__PROBLEM STATEMENT__. The records below are to be copied word for word, with every picture left out.

__SOURCE MATERIAL__.

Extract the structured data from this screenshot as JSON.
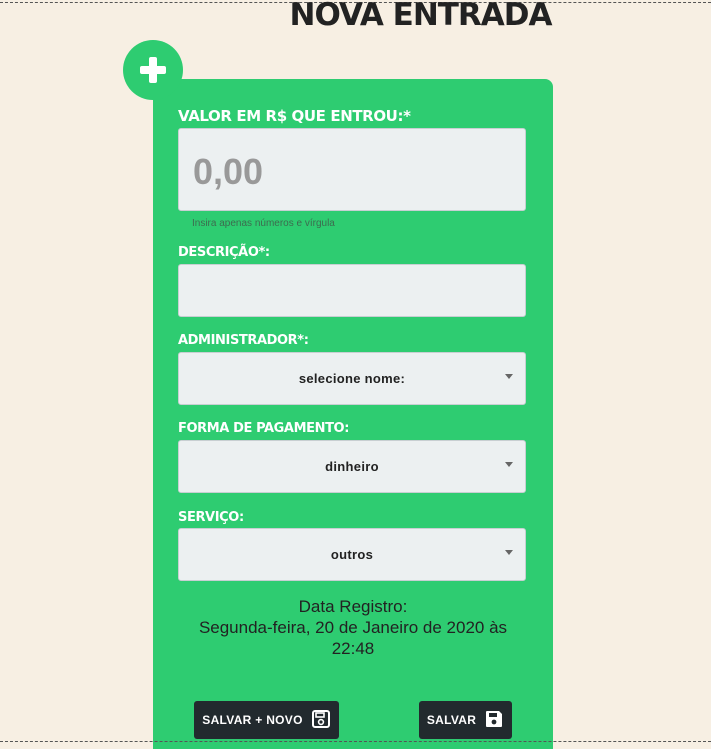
{
  "page_title": "NOVA ENTRADA",
  "form": {
    "valor_label": "VALOR EM R$ QUE ENTROU:*",
    "valor_placeholder": "0,00",
    "valor_hint": "Insira apenas números e vírgula",
    "descricao_label": "DESCRIÇÃO*:",
    "descricao_value": "",
    "administrador_label": "ADMINISTRADOR*:",
    "administrador_value": "selecione nome:",
    "forma_label": "FORMA DE PAGAMENTO:",
    "forma_value": "dinheiro",
    "servico_label": "SERVIÇO:",
    "servico_value": "outros"
  },
  "registro": {
    "heading": "Data Registro:",
    "date_line": "Segunda-feira, 20 de Janeiro de 2020 às",
    "time_line": "22:48"
  },
  "buttons": {
    "save_new": "SALVAR + NOVO",
    "save": "SALVAR"
  },
  "icons": {
    "badge": "plus-icon",
    "save_new": "floppy-outline-icon",
    "save": "floppy-icon"
  },
  "colors": {
    "accent": "#2ecc71",
    "background": "#f7efe3",
    "button": "#222a2e"
  }
}
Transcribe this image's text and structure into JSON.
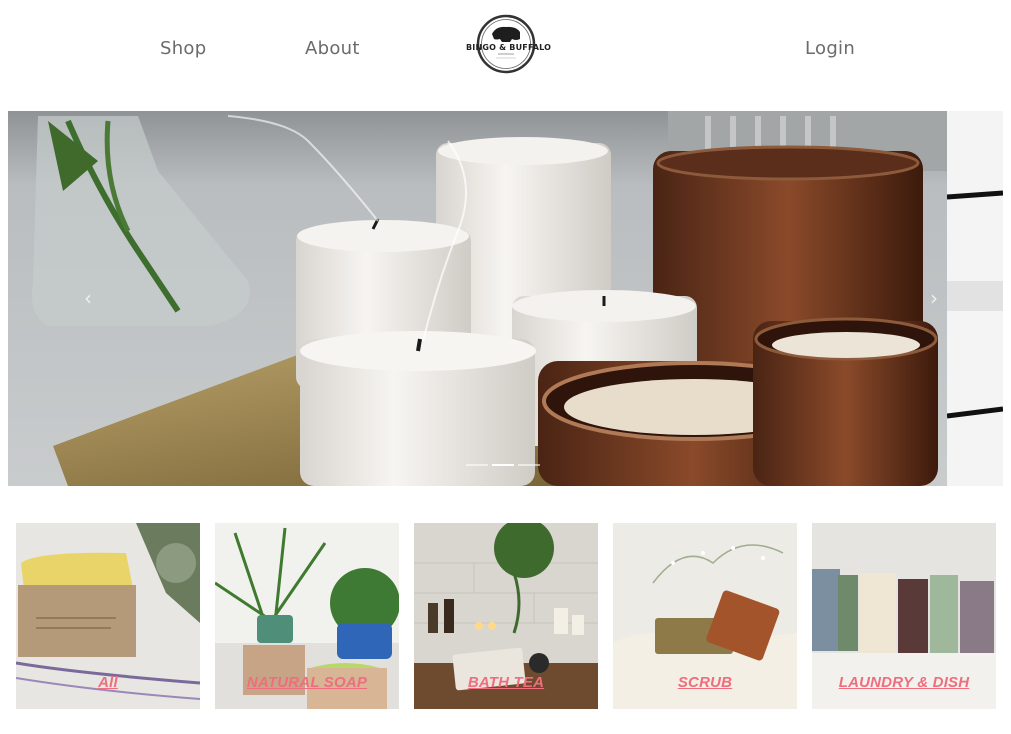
{
  "nav": {
    "shop_label": "Shop",
    "about_label": "About",
    "login_label": "Login",
    "logo_text": "BINGO & BUFFALO"
  },
  "hero": {
    "prev_icon": "chevron-left-icon",
    "next_icon": "chevron-right-icon",
    "prev_glyph": "‹",
    "next_glyph": "›",
    "slide_count": 3,
    "active_slide": 1
  },
  "categories": [
    {
      "label": "All"
    },
    {
      "label": "NATURAL SOAP"
    },
    {
      "label": "BATH TEA"
    },
    {
      "label": "SCRUB"
    },
    {
      "label": "LAUNDRY & DISH"
    }
  ],
  "colors": {
    "nav_text": "#6b6b6b",
    "category_label": "#ee6e7d"
  }
}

__TASK ANSWER__.
Extract the structured data from this screenshot as JSON.
{
  "page_title": "NOVA ENTRADA",
  "form": {
    "valor_label": "VALOR EM R$ QUE ENTROU:*",
    "valor_placeholder": "0,00",
    "valor_hint": "Insira apenas números e vírgula",
    "descricao_label": "DESCRIÇÃO*:",
    "descricao_value": "",
    "administrador_label": "ADMINISTRADOR*:",
    "administrador_value": "selecione nome:",
    "forma_label": "FORMA DE PAGAMENTO:",
    "forma_value": "dinheiro",
    "servico_label": "SERVIÇO:",
    "servico_value": "outros"
  },
  "registro": {
    "heading": "Data Registro:",
    "date_line": "Segunda-feira, 20 de Janeiro de 2020 às",
    "time_line": "22:48"
  },
  "buttons": {
    "save_new": "SALVAR + NOVO",
    "save": "SALVAR"
  },
  "icons": {
    "badge": "plus-icon",
    "save_new": "floppy-outline-icon",
    "save": "floppy-icon"
  },
  "colors": {
    "accent": "#2ecc71",
    "background": "#f7efe3",
    "button": "#222a2e"
  }
}
Transcribe this image's text and structure into JSON.
{
  "nav": {
    "shop_label": "Shop",
    "about_label": "About",
    "login_label": "Login",
    "logo_text": "BINGO & BUFFALO"
  },
  "hero": {
    "prev_icon": "chevron-left-icon",
    "next_icon": "chevron-right-icon",
    "prev_glyph": "‹",
    "next_glyph": "›",
    "slide_count": 3,
    "active_slide": 1
  },
  "categories": [
    {
      "label": "All"
    },
    {
      "label": "NATURAL SOAP"
    },
    {
      "label": "BATH TEA"
    },
    {
      "label": "SCRUB"
    },
    {
      "label": "LAUNDRY & DISH"
    }
  ],
  "colors": {
    "nav_text": "#6b6b6b",
    "category_label": "#ee6e7d"
  }
}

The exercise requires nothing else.